EXERCISE PROMPT:
Repeat every record below exactly, leaving out the pictures.

Data items:
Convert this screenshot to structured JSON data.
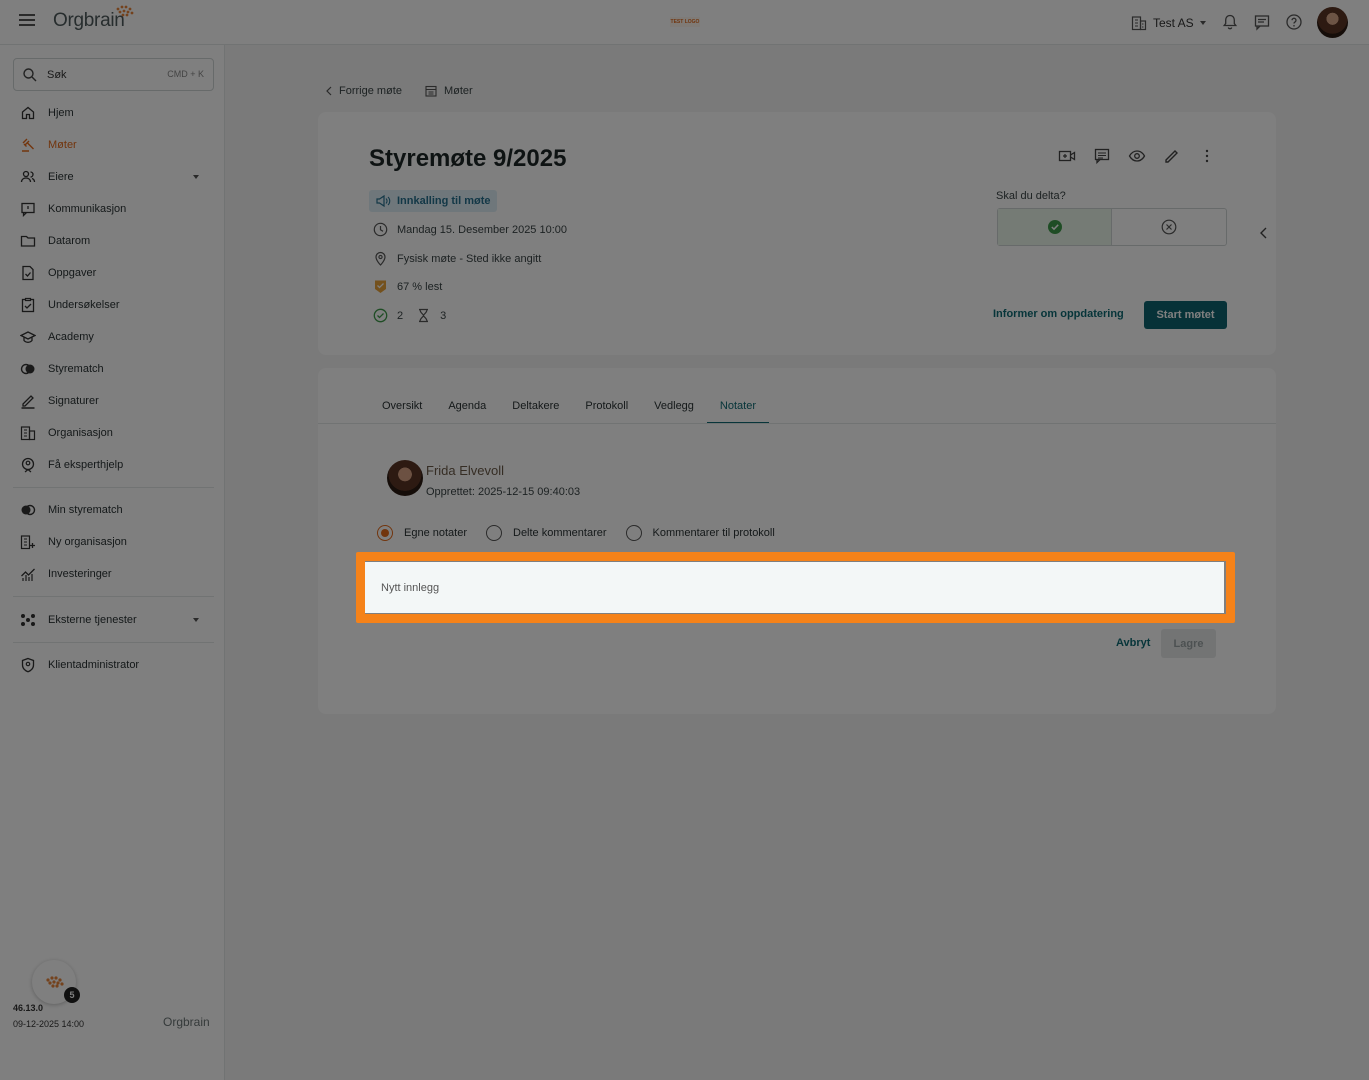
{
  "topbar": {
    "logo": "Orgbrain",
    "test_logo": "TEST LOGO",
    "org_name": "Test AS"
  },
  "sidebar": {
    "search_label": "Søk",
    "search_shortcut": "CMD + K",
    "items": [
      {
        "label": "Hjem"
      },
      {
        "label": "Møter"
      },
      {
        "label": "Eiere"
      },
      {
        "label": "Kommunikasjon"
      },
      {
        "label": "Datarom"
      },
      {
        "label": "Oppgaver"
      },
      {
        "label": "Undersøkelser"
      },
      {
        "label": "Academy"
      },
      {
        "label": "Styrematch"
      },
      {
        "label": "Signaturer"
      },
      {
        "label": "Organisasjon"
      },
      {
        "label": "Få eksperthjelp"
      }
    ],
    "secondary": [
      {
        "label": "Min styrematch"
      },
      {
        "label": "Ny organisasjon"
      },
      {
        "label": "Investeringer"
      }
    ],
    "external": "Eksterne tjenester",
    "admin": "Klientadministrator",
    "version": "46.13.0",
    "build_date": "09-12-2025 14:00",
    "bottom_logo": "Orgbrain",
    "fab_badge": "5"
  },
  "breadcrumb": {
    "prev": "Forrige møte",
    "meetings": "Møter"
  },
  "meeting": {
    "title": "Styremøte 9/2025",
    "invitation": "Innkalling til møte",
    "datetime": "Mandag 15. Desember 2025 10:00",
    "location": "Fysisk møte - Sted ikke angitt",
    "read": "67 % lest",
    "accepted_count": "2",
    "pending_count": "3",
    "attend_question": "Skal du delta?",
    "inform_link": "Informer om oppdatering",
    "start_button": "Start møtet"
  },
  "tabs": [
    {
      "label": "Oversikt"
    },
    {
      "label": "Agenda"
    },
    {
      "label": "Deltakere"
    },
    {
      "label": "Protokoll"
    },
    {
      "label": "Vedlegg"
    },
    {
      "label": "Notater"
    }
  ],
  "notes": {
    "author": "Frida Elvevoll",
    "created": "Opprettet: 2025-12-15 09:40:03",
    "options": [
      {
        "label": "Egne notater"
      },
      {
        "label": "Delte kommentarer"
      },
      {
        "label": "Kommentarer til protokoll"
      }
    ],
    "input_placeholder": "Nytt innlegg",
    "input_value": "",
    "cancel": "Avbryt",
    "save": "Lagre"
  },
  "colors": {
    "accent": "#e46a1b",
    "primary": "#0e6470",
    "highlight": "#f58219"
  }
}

TASK RESPONSE:
Convert this screenshot to structured JSON data.
{
  "topbar": {
    "logo": "Orgbrain",
    "test_logo": "TEST LOGO",
    "org_name": "Test AS"
  },
  "sidebar": {
    "search_label": "Søk",
    "search_shortcut": "CMD + K",
    "items": [
      {
        "label": "Hjem"
      },
      {
        "label": "Møter"
      },
      {
        "label": "Eiere"
      },
      {
        "label": "Kommunikasjon"
      },
      {
        "label": "Datarom"
      },
      {
        "label": "Oppgaver"
      },
      {
        "label": "Undersøkelser"
      },
      {
        "label": "Academy"
      },
      {
        "label": "Styrematch"
      },
      {
        "label": "Signaturer"
      },
      {
        "label": "Organisasjon"
      },
      {
        "label": "Få eksperthjelp"
      }
    ],
    "secondary": [
      {
        "label": "Min styrematch"
      },
      {
        "label": "Ny organisasjon"
      },
      {
        "label": "Investeringer"
      }
    ],
    "external": "Eksterne tjenester",
    "admin": "Klientadministrator",
    "version": "46.13.0",
    "build_date": "09-12-2025 14:00",
    "bottom_logo": "Orgbrain",
    "fab_badge": "5"
  },
  "breadcrumb": {
    "prev": "Forrige møte",
    "meetings": "Møter"
  },
  "meeting": {
    "title": "Styremøte 9/2025",
    "invitation": "Innkalling til møte",
    "datetime": "Mandag 15. Desember 2025 10:00",
    "location": "Fysisk møte - Sted ikke angitt",
    "read": "67 % lest",
    "accepted_count": "2",
    "pending_count": "3",
    "attend_question": "Skal du delta?",
    "inform_link": "Informer om oppdatering",
    "start_button": "Start møtet"
  },
  "tabs": [
    {
      "label": "Oversikt"
    },
    {
      "label": "Agenda"
    },
    {
      "label": "Deltakere"
    },
    {
      "label": "Protokoll"
    },
    {
      "label": "Vedlegg"
    },
    {
      "label": "Notater"
    }
  ],
  "notes": {
    "author": "Frida Elvevoll",
    "created": "Opprettet: 2025-12-15 09:40:03",
    "options": [
      {
        "label": "Egne notater"
      },
      {
        "label": "Delte kommentarer"
      },
      {
        "label": "Kommentarer til protokoll"
      }
    ],
    "input_placeholder": "Nytt innlegg",
    "input_value": "",
    "cancel": "Avbryt",
    "save": "Lagre"
  },
  "colors": {
    "accent": "#e46a1b",
    "primary": "#0e6470",
    "highlight": "#f58219"
  }
}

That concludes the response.